** WRITTEN PROBLEM **
Where does the string "черты" appear in the records? Copy every line that contains it.

--- START OF GIVEN DATA ---

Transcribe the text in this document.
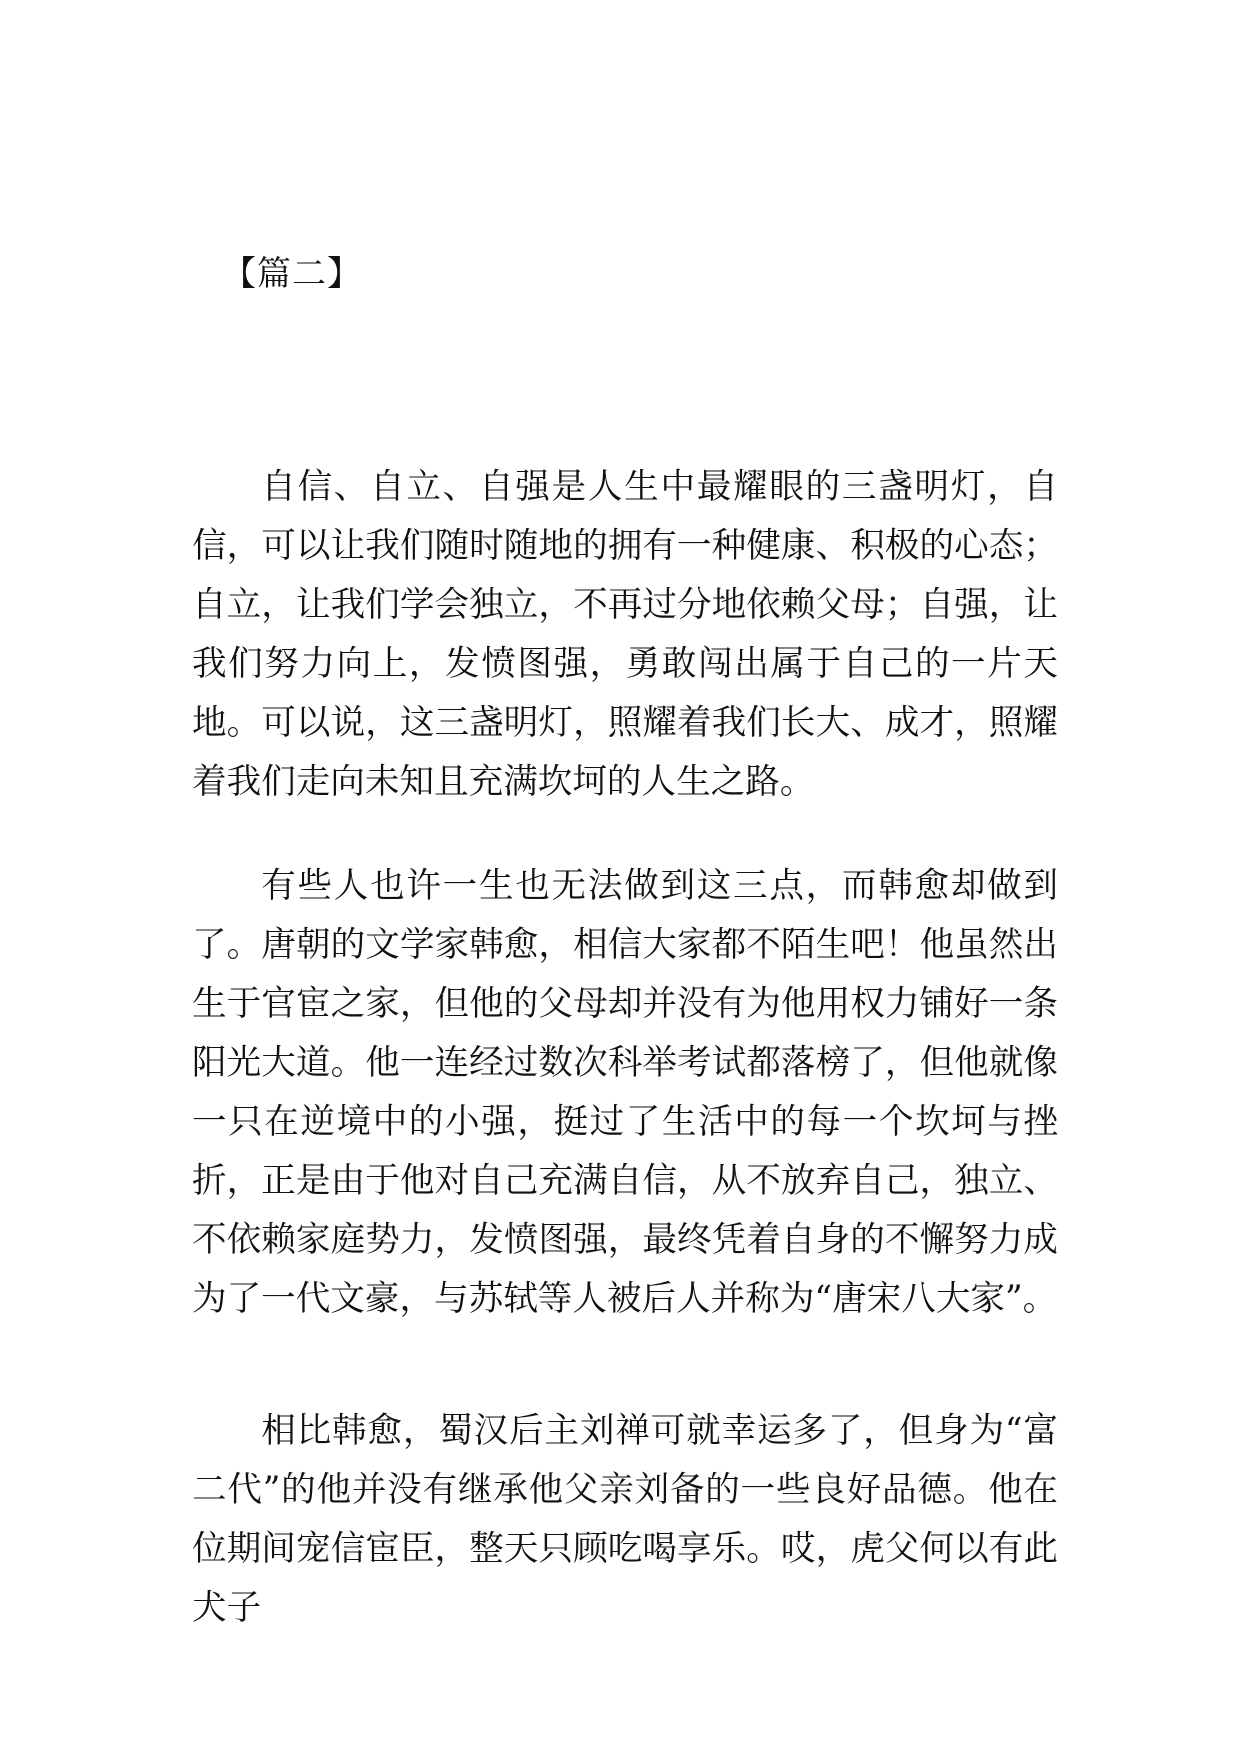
【篇二】

自信、自立、自强是人生中最耀眼的三盏明灯，自信，可以让我们随时随地的拥有一种健康、积极的心态；自立，让我们学会独立，不再过分地依赖父母；自强，让我们努力向上，发愤图强，勇敢闯出属于自己的一片天地。可以说，这三盏明灯，照耀着我们长大、成才，照耀着我们走向未知且充满坎坷的人生之路。

有些人也许一生也无法做到这三点，而韩愈却做到了。唐朝的文学家韩愈，相信大家都不陌生吧！他虽然出生于官宦之家，但他的父母却并没有为他用权力铺好一条阳光大道。他一连经过数次科举考试都落榜了，但他就像一只在逆境中的小强，挺过了生活中的每一个坎坷与挫折，正是由于他对自己充满自信，从不放弃自己，独立、不依赖家庭势力，发愤图强，最终凭着自身的不懈努力成为了一代文豪，与苏轼等人被后人并称为“唐宋八大家”。

相比韩愈，蜀汉后主刘禅可就幸运多了，但身为“富二代”的他并没有继承他父亲刘备的一些良好品德。他在位期间宠信宦臣，整天只顾吃喝享乐。哎，虎父何以有此犬子
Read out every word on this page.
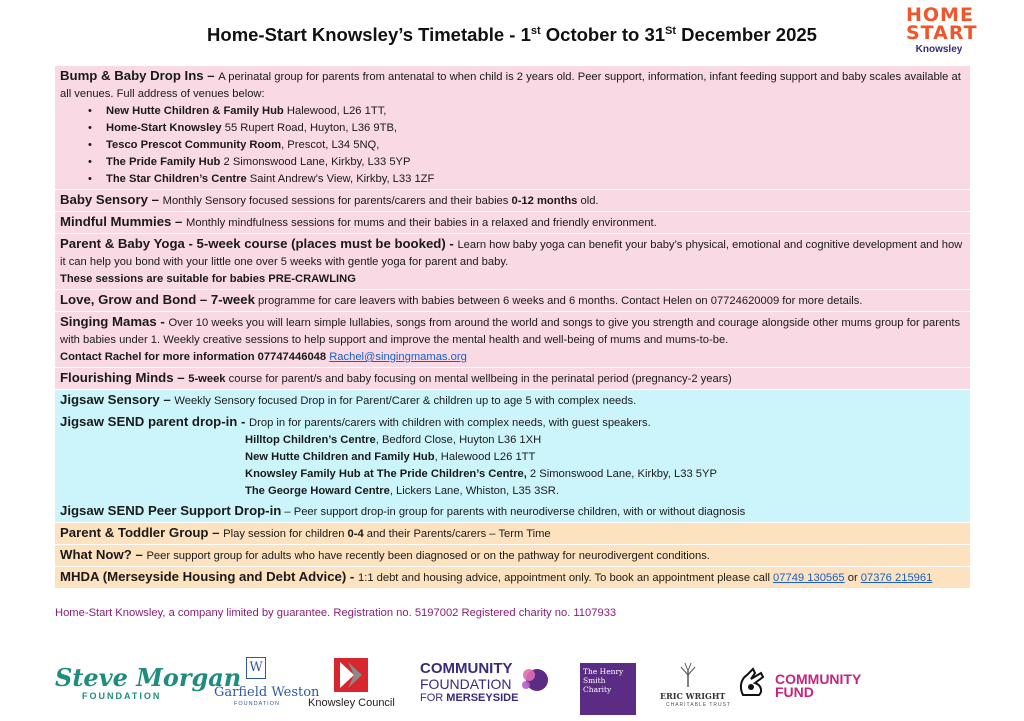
Home-Start Knowsley’s Timetable - 1st October to 31St December 2025
HOME
START
Knowsley
Bump & Baby Drop Ins – A perinatal group for parents from antenatal to when child is 2 years old. Peer support, information, infant feeding support and baby scales available at all venues. Full address of venues below:
• New Hutte Children & Family Hub Halewood, L26 1TT,
• Home-Start Knowsley 55 Rupert Road, Huyton, L36 9TB,
• Tesco Prescot Community Room, Prescot, L34 5NQ,
• The Pride Family Hub 2 Simonswood Lane, Kirkby, L33 5YP
• The Star Children’s Centre Saint Andrew's View, Kirkby, L33 1ZF
Baby Sensory – Monthly Sensory focused sessions for parents/carers and their babies 0-12 months old.
Mindful Mummies – Monthly mindfulness sessions for mums and their babies in a relaxed and friendly environment.
Parent & Baby Yoga - 5-week course (places must be booked) - Learn how baby yoga can benefit your baby’s physical, emotional and cognitive development and how it can help you bond with your little one over 5 weeks with gentle yoga for parent and baby.
These sessions are suitable for babies PRE-CRAWLING
Love, Grow and Bond – 7-week programme for care leavers with babies between 6 weeks and 6 months. Contact Helen on 07724620009 for more details.
Singing Mamas - Over 10 weeks you will learn simple lullabies, songs from around the world and songs to give you strength and courage alongside other mums group for parents with babies under 1. Weekly creative sessions to help support and improve the mental health and well-being of mums and mums-to-be.
Contact Rachel for more information 07747446048 Rachel@singingmamas.org
Flourishing Minds – 5-week course for parent/s and baby focusing on mental wellbeing in the perinatal period (pregnancy-2 years)
Jigsaw Sensory – Weekly Sensory focused Drop in for Parent/Carer & children up to age 5 with complex needs.
Jigsaw SEND parent drop-in - Drop in for parents/carers with children with complex needs, with guest speakers.
Hilltop Children’s Centre, Bedford Close, Huyton L36 1XH
New Hutte Children and Family Hub, Halewood L26 1TT
Knowsley Family Hub at The Pride Children’s Centre, 2 Simonswood Lane, Kirkby, L33 5YP
The George Howard Centre, Lickers Lane, Whiston, L35 3SR.
Jigsaw SEND Peer Support Drop-in – Peer support drop-in group for parents with neurodiverse children, with or without diagnosis
Parent & Toddler Group – Play session for children 0-4 and their Parents/carers – Term Time
What Now? – Peer support group for adults who have recently been diagnosed or on the pathway for neurodivergent conditions.
MHDA (Merseyside Housing and Debt Advice) - 1:1 debt and housing advice, appointment only. To book an appointment please call 07749 130565 or 07376 215961
Home-Start Knowsley, a company limited by guarantee. Registration no. 5197002 Registered charity no. 1107933
Steve Morgan
FOUNDATION
W
Garfield Weston
FOUNDATION	Knowsley Council
COMMUNITY
FOUNDATION
FOR MERSEYSIDE
The Henry Smith Charity
ERIC WRIGHT
CHARITABLE TRUST
COMMUNITY
FUND
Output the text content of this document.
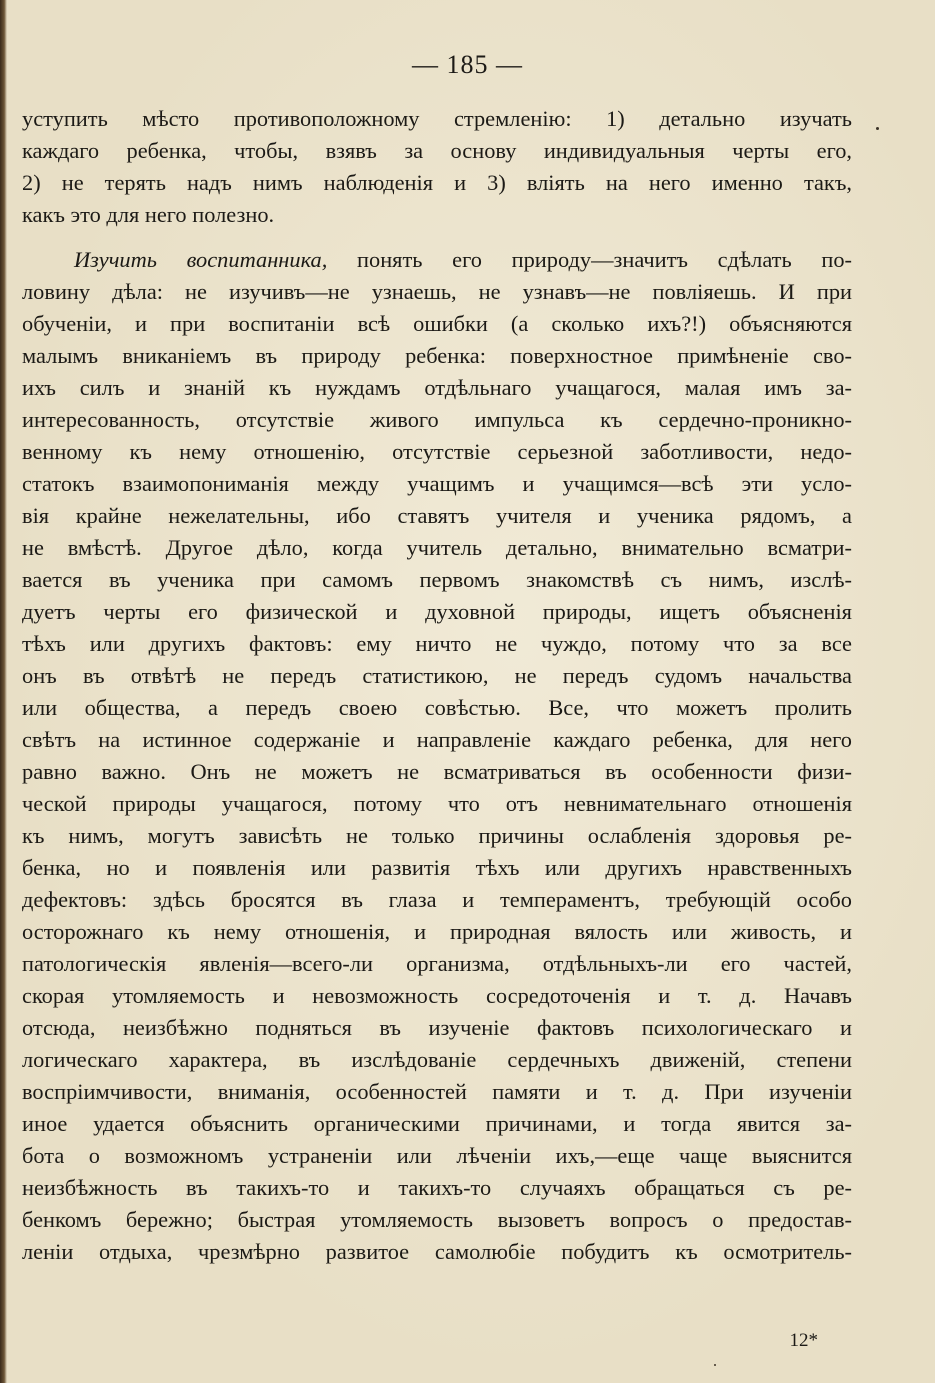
— 185 —
уступить мѣсто противоположному стремленію: 1) детально изучать
каждаго ребенка, чтобы, взявъ за основу индивидуальныя черты его,
2) не терять надъ нимъ наблюденія и 3) вліять на него именно такъ,
какъ это для него полезно.
Изучить воспитанника, понять его природу—значитъ сдѣлать по-
ловину дѣла: не изучивъ—не узнаешь, не узнавъ—не повліяешь. И при
обученіи, и при воспитаніи всѣ ошибки (а сколько ихъ?!) объясняются
малымъ вниканіемъ въ природу ребенка: поверхностное примѣненіе сво-
ихъ силъ и знаній къ нуждамъ отдѣльнаго учащагося, малая имъ за-
интересованность, отсутствіе живого импульса къ сердечно-проникно-
венному къ нему отношенію, отсутствіе серьезной заботливости, недо-
статокъ взаимопониманія между учащимъ и учащимся—всѣ эти усло-
вія крайне нежелательны, ибо ставятъ учителя и ученика рядомъ, а
не вмѣстѣ. Другое дѣло, когда учитель детально, внимательно всматри-
вается въ ученика при самомъ первомъ знакомствѣ съ нимъ, изслѣ-
дуетъ черты его физической и духовной природы, ищетъ объясненія
тѣхъ или другихъ фактовъ: ему ничто не чуждо, потому что за все
онъ въ отвѣтѣ не передъ статистикою, не передъ судомъ начальства
или общества, а передъ своею совѣстью. Все, что можетъ пролить
свѣтъ на истинное содержаніе и направленіе каждаго ребенка, для него
равно важно. Онъ не можетъ не всматриваться въ особенности физи-
ческой природы учащагося, потому что отъ невнимательнаго отношенія
къ нимъ, могутъ зависѣть не только причины ослабленія здоровья ре-
бенка, но и появленія или развитія тѣхъ или другихъ нравственныхъ
дефектовъ: здѣсь бросятся въ глаза и темпераментъ, требующій особо
осторожнаго къ нему отношенія, и природная вялость или живость, и
патологическія явленія—всего-ли организма, отдѣльныхъ-ли его частей,
скорая утомляемость и невозможность сосредоточенія и т. д. Начавъ
отсюда, неизбѣжно подняться въ изученіе фактовъ психологическаго и
логическаго характера, въ изслѣдованіе сердечныхъ движеній, степени
воспріимчивости, вниманія, особенностей памяти и т. д. При изученіи
иное удается объяснить органическими причинами, и тогда явится за-
бота о возможномъ устраненіи или лѣченіи ихъ,—еще чаще выяснится
неизбѣжность въ такихъ-то и такихъ-то случаяхъ обращаться съ ре-
бенкомъ бережно; быстрая утомляемость вызоветъ вопросъ о предостав-
леніи отдыха, чрезмѣрно развитое самолюбіе побудитъ къ осмотритель-
12*
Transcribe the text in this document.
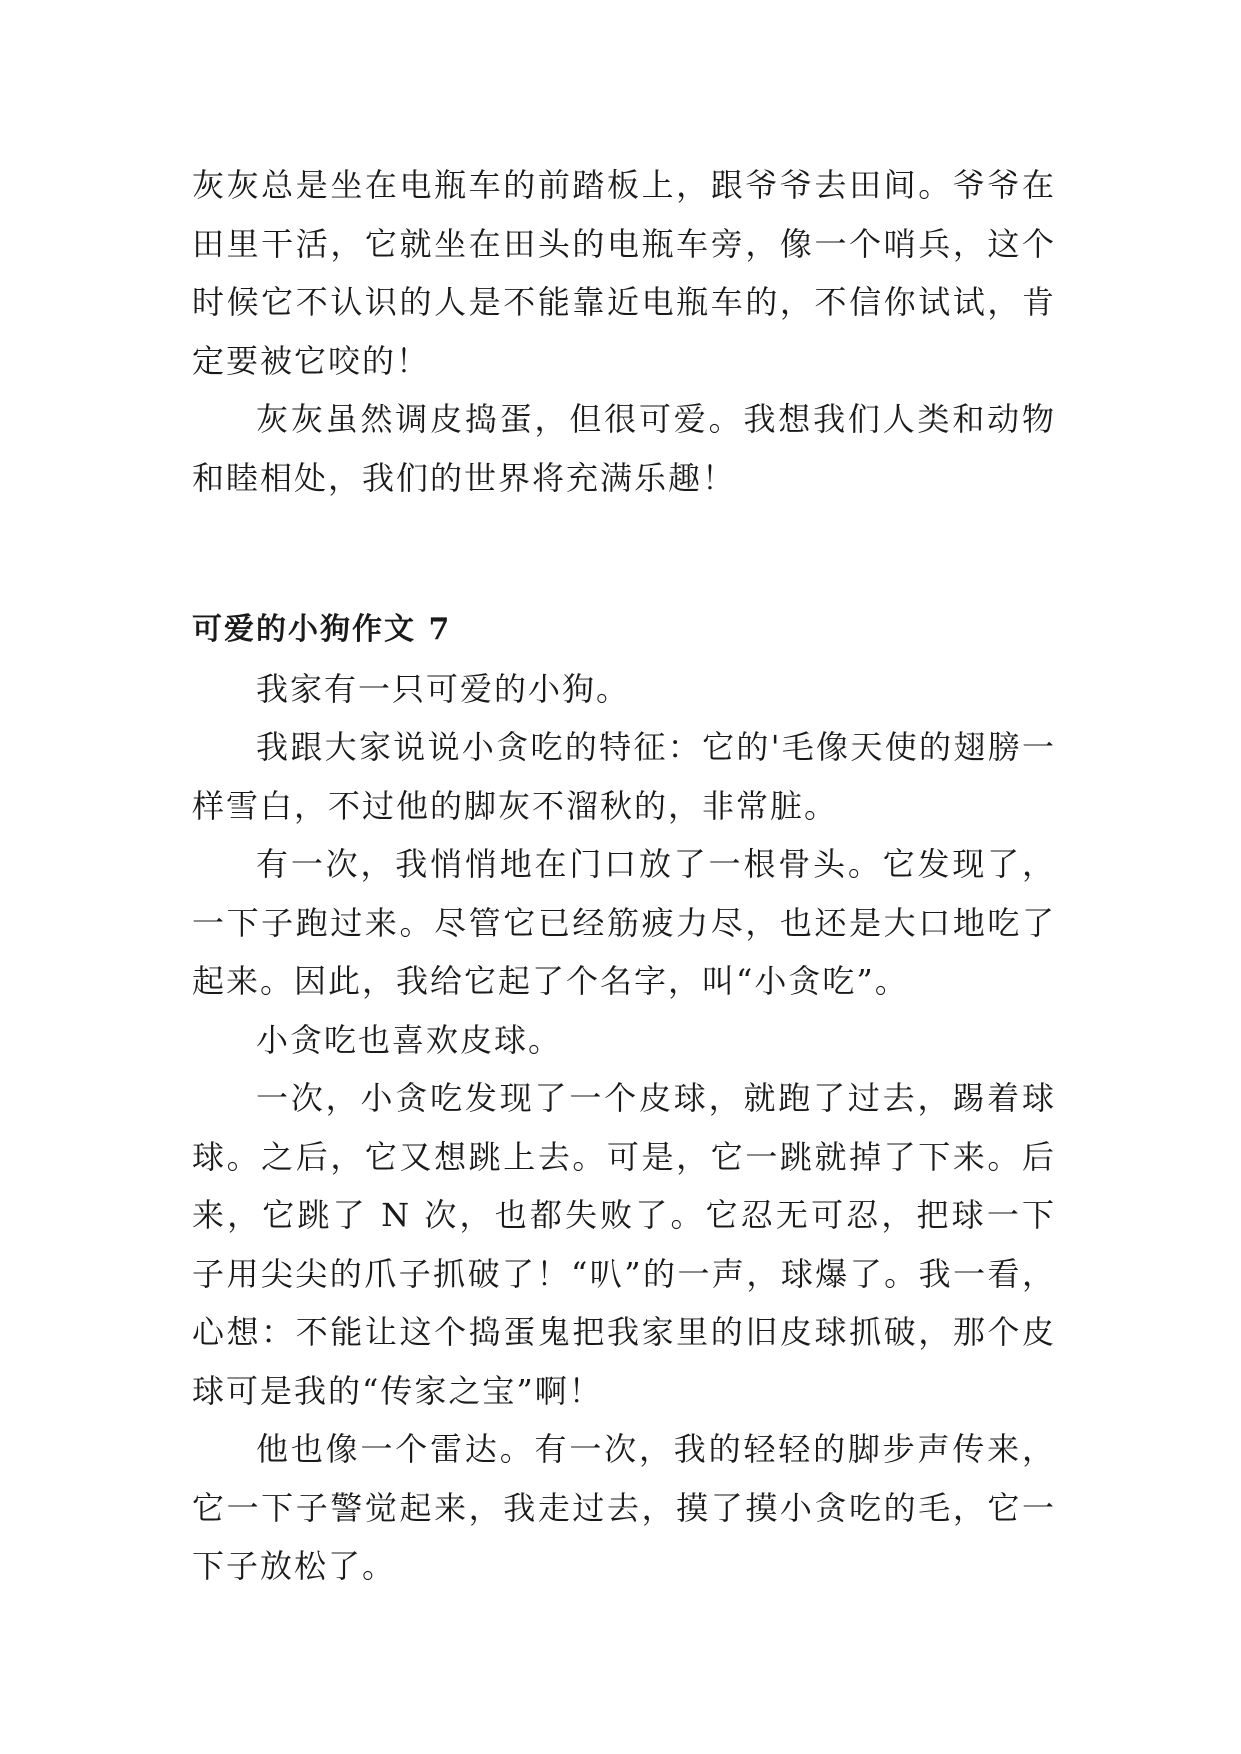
灰灰总是坐在电瓶车的前踏板上，跟爷爷去田间。爷爷在田里干活，它就坐在田头的电瓶车旁，像一个哨兵，这个时候它不认识的人是不能靠近电瓶车的，不信你试试，肯定要被它咬的！

灰灰虽然调皮捣蛋，但很可爱。我想我们人类和动物和睦相处，我们的世界将充满乐趣！

可爱的小狗作文 7

我家有一只可爱的小狗。

我跟大家说说小贪吃的特征：它的'毛像天使的翅膀一样雪白，不过他的脚灰不溜秋的，非常脏。

有一次，我悄悄地在门口放了一根骨头。它发现了，一下子跑过来。尽管它已经筋疲力尽，也还是大口地吃了起来。因此，我给它起了个名字，叫“小贪吃”。

小贪吃也喜欢皮球。

一次，小贪吃发现了一个皮球，就跑了过去，踢着球球。之后，它又想跳上去。可是，它一跳就掉了下来。后来，它跳了 N 次，也都失败了。它忍无可忍，把球一下子用尖尖的爪子抓破了！“叭”的一声，球爆了。我一看，心想：不能让这个捣蛋鬼把我家里的旧皮球抓破，那个皮球可是我的“传家之宝”啊！

他也像一个雷达。有一次，我的轻轻的脚步声传来，它一下子警觉起来，我走过去，摸了摸小贪吃的毛，它一下子放松了。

--- END OF GIVEN DATA ---

** EXERCISE ANSWER **
каждаго ребенка, чтобы, взявъ за основу индивидуальныя черты его,
дуетъ черты его физической и духовной природы, ищетъ объясненія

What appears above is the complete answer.